[Stored data]
begin
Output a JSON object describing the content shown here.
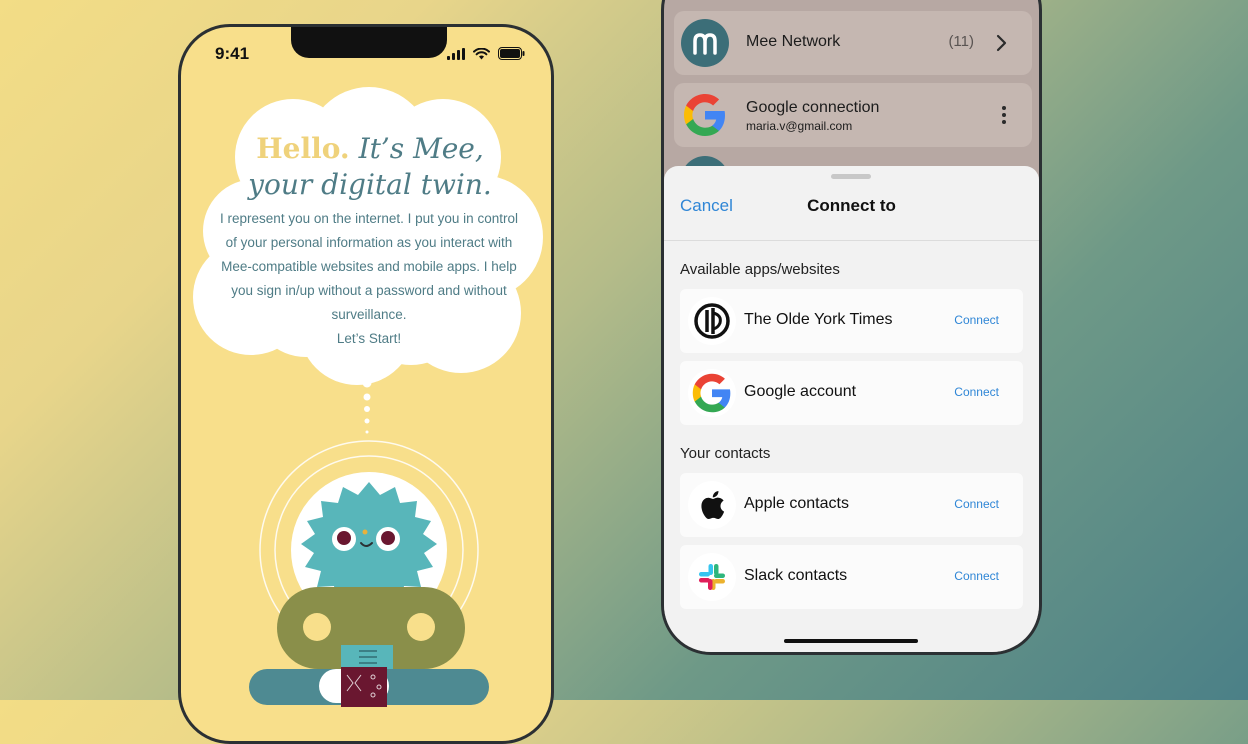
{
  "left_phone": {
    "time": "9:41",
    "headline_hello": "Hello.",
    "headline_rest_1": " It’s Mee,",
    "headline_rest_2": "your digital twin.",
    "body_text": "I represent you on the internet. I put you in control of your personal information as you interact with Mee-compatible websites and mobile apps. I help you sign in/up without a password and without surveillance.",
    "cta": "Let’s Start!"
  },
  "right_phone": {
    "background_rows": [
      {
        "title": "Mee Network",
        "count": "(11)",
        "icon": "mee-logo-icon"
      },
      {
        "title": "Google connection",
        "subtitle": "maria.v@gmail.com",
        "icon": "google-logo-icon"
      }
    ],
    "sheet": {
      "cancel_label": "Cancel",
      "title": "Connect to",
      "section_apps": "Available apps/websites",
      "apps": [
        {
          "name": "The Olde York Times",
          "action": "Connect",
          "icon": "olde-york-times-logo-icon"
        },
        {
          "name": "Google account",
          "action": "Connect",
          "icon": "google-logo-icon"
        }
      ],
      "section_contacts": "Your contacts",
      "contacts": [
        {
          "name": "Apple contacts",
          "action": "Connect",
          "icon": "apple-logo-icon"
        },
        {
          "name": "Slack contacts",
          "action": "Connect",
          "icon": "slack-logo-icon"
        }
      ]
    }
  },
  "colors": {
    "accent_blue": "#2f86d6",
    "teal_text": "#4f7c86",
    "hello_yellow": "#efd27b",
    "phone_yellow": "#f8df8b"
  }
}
end
Write the listing out a second time exactly, dropping all images.

RESPONSE TO THE EXERCISE
Output a JSON object describing the content shown here.
{
  "left_phone": {
    "time": "9:41",
    "headline_hello": "Hello.",
    "headline_rest_1": " It’s Mee,",
    "headline_rest_2": "your digital twin.",
    "body_text": "I represent you on the internet. I put you in control of your personal information as you interact with Mee-compatible websites and mobile apps. I help you sign in/up without a password and without surveillance.",
    "cta": "Let’s Start!"
  },
  "right_phone": {
    "background_rows": [
      {
        "title": "Mee Network",
        "count": "(11)",
        "icon": "mee-logo-icon"
      },
      {
        "title": "Google connection",
        "subtitle": "maria.v@gmail.com",
        "icon": "google-logo-icon"
      }
    ],
    "sheet": {
      "cancel_label": "Cancel",
      "title": "Connect to",
      "section_apps": "Available apps/websites",
      "apps": [
        {
          "name": "The Olde York Times",
          "action": "Connect",
          "icon": "olde-york-times-logo-icon"
        },
        {
          "name": "Google account",
          "action": "Connect",
          "icon": "google-logo-icon"
        }
      ],
      "section_contacts": "Your contacts",
      "contacts": [
        {
          "name": "Apple contacts",
          "action": "Connect",
          "icon": "apple-logo-icon"
        },
        {
          "name": "Slack contacts",
          "action": "Connect",
          "icon": "slack-logo-icon"
        }
      ]
    }
  },
  "colors": {
    "accent_blue": "#2f86d6",
    "teal_text": "#4f7c86",
    "hello_yellow": "#efd27b",
    "phone_yellow": "#f8df8b"
  }
}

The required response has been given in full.